DATA LISTING:
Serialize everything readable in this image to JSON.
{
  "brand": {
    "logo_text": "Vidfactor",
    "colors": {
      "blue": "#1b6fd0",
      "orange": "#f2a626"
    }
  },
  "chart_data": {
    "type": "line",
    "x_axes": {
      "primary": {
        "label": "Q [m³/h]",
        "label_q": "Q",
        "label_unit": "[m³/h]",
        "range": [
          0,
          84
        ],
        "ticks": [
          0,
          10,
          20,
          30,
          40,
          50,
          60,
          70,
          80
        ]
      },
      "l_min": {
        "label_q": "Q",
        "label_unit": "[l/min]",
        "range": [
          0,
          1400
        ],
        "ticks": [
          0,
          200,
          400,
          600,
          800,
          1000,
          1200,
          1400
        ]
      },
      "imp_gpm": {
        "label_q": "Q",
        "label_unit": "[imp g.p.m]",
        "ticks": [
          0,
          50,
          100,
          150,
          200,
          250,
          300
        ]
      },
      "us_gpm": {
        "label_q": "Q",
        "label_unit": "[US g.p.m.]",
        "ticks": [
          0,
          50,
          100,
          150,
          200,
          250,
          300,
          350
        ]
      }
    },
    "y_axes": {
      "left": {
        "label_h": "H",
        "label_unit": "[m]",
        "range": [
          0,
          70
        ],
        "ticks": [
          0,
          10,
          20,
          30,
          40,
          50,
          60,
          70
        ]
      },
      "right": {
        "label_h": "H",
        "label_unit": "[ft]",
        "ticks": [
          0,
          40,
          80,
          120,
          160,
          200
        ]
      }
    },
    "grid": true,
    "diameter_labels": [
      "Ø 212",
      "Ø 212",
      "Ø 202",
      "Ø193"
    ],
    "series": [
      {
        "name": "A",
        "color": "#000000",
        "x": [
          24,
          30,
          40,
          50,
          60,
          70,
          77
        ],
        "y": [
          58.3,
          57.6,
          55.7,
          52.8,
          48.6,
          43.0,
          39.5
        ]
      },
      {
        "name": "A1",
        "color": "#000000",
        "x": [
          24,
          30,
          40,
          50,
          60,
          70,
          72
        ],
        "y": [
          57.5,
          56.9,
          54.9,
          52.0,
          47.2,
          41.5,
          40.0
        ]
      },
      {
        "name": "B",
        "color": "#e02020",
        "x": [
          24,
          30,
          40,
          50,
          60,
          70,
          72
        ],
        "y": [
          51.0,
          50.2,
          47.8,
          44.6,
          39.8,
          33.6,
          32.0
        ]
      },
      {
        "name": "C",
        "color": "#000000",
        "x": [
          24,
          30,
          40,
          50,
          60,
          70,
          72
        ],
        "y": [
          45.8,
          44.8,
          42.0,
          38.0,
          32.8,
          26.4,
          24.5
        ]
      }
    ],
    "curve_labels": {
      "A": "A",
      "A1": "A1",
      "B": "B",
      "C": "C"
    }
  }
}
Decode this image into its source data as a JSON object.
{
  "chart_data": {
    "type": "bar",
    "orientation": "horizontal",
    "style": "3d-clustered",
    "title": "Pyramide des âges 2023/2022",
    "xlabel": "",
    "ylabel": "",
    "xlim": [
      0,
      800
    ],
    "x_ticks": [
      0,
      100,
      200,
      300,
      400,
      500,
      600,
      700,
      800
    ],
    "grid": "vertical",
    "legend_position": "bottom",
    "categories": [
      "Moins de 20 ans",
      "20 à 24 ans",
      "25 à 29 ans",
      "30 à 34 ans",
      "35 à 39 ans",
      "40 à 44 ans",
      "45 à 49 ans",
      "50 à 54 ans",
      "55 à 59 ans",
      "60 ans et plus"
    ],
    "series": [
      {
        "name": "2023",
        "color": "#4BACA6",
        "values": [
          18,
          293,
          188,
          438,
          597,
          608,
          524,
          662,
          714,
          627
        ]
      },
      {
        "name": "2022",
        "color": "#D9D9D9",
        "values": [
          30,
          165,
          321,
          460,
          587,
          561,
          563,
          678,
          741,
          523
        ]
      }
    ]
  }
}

PROMPT: Reproduce each entry above exactly, keeping every word.

SOLUTION TO THIS PROBLEM:
Serialize everything readable in this image to JSON.
{
  "brand": {
    "logo_text": "Vidfactor",
    "colors": {
      "blue": "#1b6fd0",
      "orange": "#f2a626"
    }
  },
  "chart_data": {
    "type": "line",
    "x_axes": {
      "primary": {
        "label": "Q [m³/h]",
        "label_q": "Q",
        "label_unit": "[m³/h]",
        "range": [
          0,
          84
        ],
        "ticks": [
          0,
          10,
          20,
          30,
          40,
          50,
          60,
          70,
          80
        ]
      },
      "l_min": {
        "label_q": "Q",
        "label_unit": "[l/min]",
        "range": [
          0,
          1400
        ],
        "ticks": [
          0,
          200,
          400,
          600,
          800,
          1000,
          1200,
          1400
        ]
      },
      "imp_gpm": {
        "label_q": "Q",
        "label_unit": "[imp g.p.m]",
        "ticks": [
          0,
          50,
          100,
          150,
          200,
          250,
          300
        ]
      },
      "us_gpm": {
        "label_q": "Q",
        "label_unit": "[US g.p.m.]",
        "ticks": [
          0,
          50,
          100,
          150,
          200,
          250,
          300,
          350
        ]
      }
    },
    "y_axes": {
      "left": {
        "label_h": "H",
        "label_unit": "[m]",
        "range": [
          0,
          70
        ],
        "ticks": [
          0,
          10,
          20,
          30,
          40,
          50,
          60,
          70
        ]
      },
      "right": {
        "label_h": "H",
        "label_unit": "[ft]",
        "ticks": [
          0,
          40,
          80,
          120,
          160,
          200
        ]
      }
    },
    "grid": true,
    "diameter_labels": [
      "Ø 212",
      "Ø 212",
      "Ø 202",
      "Ø193"
    ],
    "series": [
      {
        "name": "A",
        "color": "#000000",
        "x": [
          24,
          30,
          40,
          50,
          60,
          70,
          77
        ],
        "y": [
          58.3,
          57.6,
          55.7,
          52.8,
          48.6,
          43.0,
          39.5
        ]
      },
      {
        "name": "A1",
        "color": "#000000",
        "x": [
          24,
          30,
          40,
          50,
          60,
          70,
          72
        ],
        "y": [
          57.5,
          56.9,
          54.9,
          52.0,
          47.2,
          41.5,
          40.0
        ]
      },
      {
        "name": "B",
        "color": "#e02020",
        "x": [
          24,
          30,
          40,
          50,
          60,
          70,
          72
        ],
        "y": [
          51.0,
          50.2,
          47.8,
          44.6,
          39.8,
          33.6,
          32.0
        ]
      },
      {
        "name": "C",
        "color": "#000000",
        "x": [
          24,
          30,
          40,
          50,
          60,
          70,
          72
        ],
        "y": [
          45.8,
          44.8,
          42.0,
          38.0,
          32.8,
          26.4,
          24.5
        ]
      }
    ],
    "curve_labels": {
      "A": "A",
      "A1": "A1",
      "B": "B",
      "C": "C"
    }
  }
}
Decode this image into its source data as a JSON object.
{
  "chart_data": {
    "type": "bar",
    "orientation": "horizontal",
    "style": "3d-clustered",
    "title": "Pyramide des âges 2023/2022",
    "xlabel": "",
    "ylabel": "",
    "xlim": [
      0,
      800
    ],
    "x_ticks": [
      0,
      100,
      200,
      300,
      400,
      500,
      600,
      700,
      800
    ],
    "grid": "vertical",
    "legend_position": "bottom",
    "categories": [
      "Moins de 20 ans",
      "20 à 24 ans",
      "25 à 29 ans",
      "30 à 34 ans",
      "35 à 39 ans",
      "40 à 44 ans",
      "45 à 49 ans",
      "50 à 54 ans",
      "55 à 59 ans",
      "60 ans et plus"
    ],
    "series": [
      {
        "name": "2023",
        "color": "#4BACA6",
        "values": [
          18,
          293,
          188,
          438,
          597,
          608,
          524,
          662,
          714,
          627
        ]
      },
      {
        "name": "2022",
        "color": "#D9D9D9",
        "values": [
          30,
          165,
          321,
          460,
          587,
          561,
          563,
          678,
          741,
          523
        ]
      }
    ]
  }
}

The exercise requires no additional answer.